WRITTEN PROBLEM
Repeat the records below exactly.

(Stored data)
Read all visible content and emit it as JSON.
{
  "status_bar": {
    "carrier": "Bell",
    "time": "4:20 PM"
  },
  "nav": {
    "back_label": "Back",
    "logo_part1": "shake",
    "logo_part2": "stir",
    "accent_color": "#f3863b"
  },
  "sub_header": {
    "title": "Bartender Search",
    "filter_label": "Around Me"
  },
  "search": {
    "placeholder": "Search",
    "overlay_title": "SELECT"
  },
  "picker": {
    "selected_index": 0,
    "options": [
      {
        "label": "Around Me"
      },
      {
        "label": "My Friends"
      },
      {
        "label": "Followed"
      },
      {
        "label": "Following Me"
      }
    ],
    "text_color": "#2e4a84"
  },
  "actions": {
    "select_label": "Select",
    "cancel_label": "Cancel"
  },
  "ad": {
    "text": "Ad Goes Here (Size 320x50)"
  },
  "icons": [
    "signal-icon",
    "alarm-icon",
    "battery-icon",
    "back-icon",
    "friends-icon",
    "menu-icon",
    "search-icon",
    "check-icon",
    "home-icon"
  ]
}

FULL RESPONSE
Read all visible content and emit it as JSON.
{
  "status_bar": {
    "carrier": "Bell",
    "time": "4:20 PM"
  },
  "nav": {
    "back_label": "Back",
    "logo_part1": "shake",
    "logo_part2": "stir",
    "accent_color": "#f3863b"
  },
  "sub_header": {
    "title": "Bartender Search",
    "filter_label": "Around Me"
  },
  "search": {
    "placeholder": "Search",
    "overlay_title": "SELECT"
  },
  "picker": {
    "selected_index": 0,
    "options": [
      {
        "label": "Around Me"
      },
      {
        "label": "My Friends"
      },
      {
        "label": "Followed"
      },
      {
        "label": "Following Me"
      }
    ],
    "text_color": "#2e4a84"
  },
  "actions": {
    "select_label": "Select",
    "cancel_label": "Cancel"
  },
  "ad": {
    "text": "Ad Goes Here (Size 320x50)"
  },
  "icons": [
    "signal-icon",
    "alarm-icon",
    "battery-icon",
    "back-icon",
    "friends-icon",
    "menu-icon",
    "search-icon",
    "check-icon",
    "home-icon"
  ]
}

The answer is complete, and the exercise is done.